======== DATA PROVIDED

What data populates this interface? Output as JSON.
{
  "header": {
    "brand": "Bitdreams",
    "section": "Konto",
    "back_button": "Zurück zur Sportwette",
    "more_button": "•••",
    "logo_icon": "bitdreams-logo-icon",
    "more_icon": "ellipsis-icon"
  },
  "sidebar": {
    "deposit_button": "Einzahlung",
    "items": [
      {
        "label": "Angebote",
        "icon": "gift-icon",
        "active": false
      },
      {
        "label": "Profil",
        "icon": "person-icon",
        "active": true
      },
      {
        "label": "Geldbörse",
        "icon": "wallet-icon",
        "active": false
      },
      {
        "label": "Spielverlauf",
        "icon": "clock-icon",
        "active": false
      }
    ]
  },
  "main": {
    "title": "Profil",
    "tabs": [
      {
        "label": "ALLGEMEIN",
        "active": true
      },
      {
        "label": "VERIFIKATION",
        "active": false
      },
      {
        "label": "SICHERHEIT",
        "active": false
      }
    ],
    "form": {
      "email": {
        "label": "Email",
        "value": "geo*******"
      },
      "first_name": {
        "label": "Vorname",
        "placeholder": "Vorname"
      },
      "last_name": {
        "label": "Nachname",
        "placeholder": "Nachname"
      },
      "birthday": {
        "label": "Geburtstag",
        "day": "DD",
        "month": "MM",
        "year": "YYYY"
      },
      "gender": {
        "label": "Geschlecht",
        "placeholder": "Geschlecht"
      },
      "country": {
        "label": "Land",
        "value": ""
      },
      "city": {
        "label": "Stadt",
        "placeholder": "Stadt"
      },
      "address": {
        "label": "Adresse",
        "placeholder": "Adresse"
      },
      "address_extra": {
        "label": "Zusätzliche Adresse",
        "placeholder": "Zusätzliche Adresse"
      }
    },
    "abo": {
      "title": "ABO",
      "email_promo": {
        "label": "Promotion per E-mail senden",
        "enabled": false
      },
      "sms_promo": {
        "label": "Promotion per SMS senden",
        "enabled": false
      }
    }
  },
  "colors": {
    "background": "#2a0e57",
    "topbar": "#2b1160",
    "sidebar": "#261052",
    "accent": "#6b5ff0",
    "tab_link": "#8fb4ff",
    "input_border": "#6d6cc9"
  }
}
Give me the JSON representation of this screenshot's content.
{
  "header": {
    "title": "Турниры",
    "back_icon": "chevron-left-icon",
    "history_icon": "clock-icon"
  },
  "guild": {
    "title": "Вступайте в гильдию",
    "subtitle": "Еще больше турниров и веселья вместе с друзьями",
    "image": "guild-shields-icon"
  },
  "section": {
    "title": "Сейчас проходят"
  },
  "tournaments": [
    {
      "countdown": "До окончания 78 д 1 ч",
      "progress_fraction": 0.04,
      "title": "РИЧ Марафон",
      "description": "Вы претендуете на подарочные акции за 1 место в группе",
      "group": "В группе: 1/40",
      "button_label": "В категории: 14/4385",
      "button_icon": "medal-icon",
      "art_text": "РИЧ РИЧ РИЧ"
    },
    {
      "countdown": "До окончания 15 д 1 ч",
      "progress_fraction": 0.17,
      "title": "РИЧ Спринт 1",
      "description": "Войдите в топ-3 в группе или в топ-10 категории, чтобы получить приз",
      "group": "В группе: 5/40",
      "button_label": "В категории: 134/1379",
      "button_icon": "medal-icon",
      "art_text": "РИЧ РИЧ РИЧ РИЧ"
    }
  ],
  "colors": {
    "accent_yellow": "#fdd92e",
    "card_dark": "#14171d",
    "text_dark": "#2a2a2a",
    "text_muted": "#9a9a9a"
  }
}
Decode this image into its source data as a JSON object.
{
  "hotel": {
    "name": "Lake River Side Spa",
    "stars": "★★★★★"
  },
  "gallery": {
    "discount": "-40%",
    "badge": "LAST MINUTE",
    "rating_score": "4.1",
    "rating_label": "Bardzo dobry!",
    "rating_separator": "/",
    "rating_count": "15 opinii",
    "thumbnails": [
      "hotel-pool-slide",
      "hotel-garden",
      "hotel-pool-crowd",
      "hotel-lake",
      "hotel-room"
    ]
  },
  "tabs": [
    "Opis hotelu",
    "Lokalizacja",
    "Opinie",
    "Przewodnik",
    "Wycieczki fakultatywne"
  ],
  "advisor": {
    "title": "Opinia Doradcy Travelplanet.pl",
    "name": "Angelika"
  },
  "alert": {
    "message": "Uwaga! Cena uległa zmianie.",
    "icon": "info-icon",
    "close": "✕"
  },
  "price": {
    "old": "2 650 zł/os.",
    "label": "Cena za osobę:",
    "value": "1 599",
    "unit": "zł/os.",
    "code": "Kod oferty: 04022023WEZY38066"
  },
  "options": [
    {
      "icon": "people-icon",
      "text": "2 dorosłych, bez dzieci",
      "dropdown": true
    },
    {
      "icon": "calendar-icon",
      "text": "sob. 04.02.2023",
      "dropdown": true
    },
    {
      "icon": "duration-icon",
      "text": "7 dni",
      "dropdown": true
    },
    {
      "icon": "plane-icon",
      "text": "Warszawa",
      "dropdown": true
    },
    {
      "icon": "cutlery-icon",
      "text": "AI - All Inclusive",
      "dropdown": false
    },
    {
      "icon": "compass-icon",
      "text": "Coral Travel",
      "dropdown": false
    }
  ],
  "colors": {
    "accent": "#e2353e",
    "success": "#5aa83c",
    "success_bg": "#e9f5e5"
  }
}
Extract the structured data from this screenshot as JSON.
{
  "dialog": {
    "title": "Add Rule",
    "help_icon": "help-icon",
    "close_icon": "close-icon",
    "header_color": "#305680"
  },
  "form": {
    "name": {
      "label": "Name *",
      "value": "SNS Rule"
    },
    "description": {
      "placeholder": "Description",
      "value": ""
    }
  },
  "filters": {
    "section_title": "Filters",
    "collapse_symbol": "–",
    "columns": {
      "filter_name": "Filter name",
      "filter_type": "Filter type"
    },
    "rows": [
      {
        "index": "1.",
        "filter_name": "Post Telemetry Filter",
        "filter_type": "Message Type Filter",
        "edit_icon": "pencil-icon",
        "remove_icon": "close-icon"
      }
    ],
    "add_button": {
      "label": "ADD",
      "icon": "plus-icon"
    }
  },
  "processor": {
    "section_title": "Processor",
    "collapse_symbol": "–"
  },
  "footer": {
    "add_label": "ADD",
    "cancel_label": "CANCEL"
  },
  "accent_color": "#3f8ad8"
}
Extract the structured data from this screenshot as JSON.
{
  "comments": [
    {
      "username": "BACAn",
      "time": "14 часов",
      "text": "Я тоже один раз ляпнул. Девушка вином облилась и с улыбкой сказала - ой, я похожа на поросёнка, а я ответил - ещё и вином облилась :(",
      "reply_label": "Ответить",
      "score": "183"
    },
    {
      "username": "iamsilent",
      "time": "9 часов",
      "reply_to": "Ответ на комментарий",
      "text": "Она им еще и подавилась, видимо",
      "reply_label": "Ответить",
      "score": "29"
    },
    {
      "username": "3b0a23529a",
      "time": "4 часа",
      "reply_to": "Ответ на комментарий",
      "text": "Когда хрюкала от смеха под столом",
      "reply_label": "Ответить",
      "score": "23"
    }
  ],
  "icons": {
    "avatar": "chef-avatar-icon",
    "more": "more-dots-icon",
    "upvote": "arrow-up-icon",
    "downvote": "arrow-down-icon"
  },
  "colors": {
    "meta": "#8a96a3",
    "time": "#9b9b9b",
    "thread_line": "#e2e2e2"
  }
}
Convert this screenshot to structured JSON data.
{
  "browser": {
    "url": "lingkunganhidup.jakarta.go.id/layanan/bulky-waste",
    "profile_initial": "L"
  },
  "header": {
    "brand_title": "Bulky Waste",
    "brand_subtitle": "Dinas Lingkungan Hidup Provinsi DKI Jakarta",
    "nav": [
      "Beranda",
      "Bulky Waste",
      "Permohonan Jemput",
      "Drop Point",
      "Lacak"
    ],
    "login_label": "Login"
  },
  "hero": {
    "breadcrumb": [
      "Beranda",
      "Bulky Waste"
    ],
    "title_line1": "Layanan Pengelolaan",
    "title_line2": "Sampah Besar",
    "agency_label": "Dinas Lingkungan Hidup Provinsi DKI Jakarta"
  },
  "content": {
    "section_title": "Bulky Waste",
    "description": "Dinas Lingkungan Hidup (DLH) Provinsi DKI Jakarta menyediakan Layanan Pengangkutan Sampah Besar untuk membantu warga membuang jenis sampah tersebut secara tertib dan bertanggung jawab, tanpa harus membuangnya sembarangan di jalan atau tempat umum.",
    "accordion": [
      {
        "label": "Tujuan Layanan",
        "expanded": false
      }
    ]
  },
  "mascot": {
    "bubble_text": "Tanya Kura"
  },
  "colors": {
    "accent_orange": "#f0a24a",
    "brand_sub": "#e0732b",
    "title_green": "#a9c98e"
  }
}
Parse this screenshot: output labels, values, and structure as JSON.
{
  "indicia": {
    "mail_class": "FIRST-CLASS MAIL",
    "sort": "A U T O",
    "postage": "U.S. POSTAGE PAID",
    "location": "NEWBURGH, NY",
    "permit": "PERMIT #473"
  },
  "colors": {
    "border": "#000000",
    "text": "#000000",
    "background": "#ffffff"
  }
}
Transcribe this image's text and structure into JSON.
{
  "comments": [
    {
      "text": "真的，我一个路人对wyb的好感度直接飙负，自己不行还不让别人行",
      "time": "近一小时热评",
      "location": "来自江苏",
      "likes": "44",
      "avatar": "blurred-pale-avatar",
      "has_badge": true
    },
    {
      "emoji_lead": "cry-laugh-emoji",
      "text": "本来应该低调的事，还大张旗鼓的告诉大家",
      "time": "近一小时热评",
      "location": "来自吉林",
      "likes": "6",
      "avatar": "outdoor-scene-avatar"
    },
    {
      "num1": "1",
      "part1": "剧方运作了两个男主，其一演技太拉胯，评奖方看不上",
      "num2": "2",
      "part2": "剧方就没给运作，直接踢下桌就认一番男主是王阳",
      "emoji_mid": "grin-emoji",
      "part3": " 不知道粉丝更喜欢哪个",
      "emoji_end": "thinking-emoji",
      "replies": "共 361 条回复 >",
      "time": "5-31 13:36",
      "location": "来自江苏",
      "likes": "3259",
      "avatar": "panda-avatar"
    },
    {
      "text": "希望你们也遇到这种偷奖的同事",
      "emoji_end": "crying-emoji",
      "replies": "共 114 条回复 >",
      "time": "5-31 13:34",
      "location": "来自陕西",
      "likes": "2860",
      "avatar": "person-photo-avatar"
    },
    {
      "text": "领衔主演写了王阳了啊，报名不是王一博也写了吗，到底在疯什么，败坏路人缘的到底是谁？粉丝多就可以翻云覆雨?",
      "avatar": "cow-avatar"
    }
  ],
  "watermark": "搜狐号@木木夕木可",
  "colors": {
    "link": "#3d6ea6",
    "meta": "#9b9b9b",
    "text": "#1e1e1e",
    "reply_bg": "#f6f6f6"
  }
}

================

### WRITTEN PROBLEM:
Give only the number of lines in the records that contain the string "senden".

### ANSWER FOR THE TASK:
2